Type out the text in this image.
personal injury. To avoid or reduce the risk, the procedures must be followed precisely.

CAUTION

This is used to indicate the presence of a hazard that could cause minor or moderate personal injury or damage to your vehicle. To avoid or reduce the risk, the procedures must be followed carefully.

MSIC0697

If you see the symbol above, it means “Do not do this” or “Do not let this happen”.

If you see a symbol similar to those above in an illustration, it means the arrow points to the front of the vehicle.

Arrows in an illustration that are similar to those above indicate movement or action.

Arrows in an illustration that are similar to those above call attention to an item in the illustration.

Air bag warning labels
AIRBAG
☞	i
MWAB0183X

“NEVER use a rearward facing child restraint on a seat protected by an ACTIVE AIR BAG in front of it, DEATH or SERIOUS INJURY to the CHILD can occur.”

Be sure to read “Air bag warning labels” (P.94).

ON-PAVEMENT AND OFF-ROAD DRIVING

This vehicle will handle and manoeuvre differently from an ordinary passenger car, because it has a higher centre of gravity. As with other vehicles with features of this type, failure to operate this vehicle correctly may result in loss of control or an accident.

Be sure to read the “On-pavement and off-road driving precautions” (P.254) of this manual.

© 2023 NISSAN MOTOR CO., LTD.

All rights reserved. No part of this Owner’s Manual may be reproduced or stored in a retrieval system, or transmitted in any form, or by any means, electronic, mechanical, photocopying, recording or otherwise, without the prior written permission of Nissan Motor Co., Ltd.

**Task prompt:** Every record above should be output exactly.

**Answer below:**
Type out the text in this image.
personal injury. To avoid or reduce the risk, the procedures must be followed precisely.

CAUTION

This is used to indicate the presence of a hazard that could cause minor or moderate personal injury or damage to your vehicle. To avoid or reduce the risk, the procedures must be followed carefully.

MSIC0697

If you see the symbol above, it means “Do not do this” or “Do not let this happen”.

If you see a symbol similar to those above in an illustration, it means the arrow points to the front of the vehicle.

Arrows in an illustration that are similar to those above indicate movement or action.

Arrows in an illustration that are similar to those above call attention to an item in the illustration.

Air bag warning labels
AIRBAG
☞	i
MWAB0183X

“NEVER use a rearward facing child restraint on a seat protected by an ACTIVE AIR BAG in front of it, DEATH or SERIOUS INJURY to the CHILD can occur.”

Be sure to read “Air bag warning labels” (P.94).

ON-PAVEMENT AND OFF-ROAD DRIVING

This vehicle will handle and manoeuvre differently from an ordinary passenger car, because it has a higher centre of gravity. As with other vehicles with features of this type, failure to operate this vehicle correctly may result in loss of control or an accident.

Be sure to read the “On-pavement and off-road driving precautions” (P.254) of this manual.

© 2023 NISSAN MOTOR CO., LTD.

All rights reserved. No part of this Owner’s Manual may be reproduced or stored in a retrieval system, or transmitted in any form, or by any means, electronic, mechanical, photocopying, recording or otherwise, without the prior written permission of Nissan Motor Co., Ltd.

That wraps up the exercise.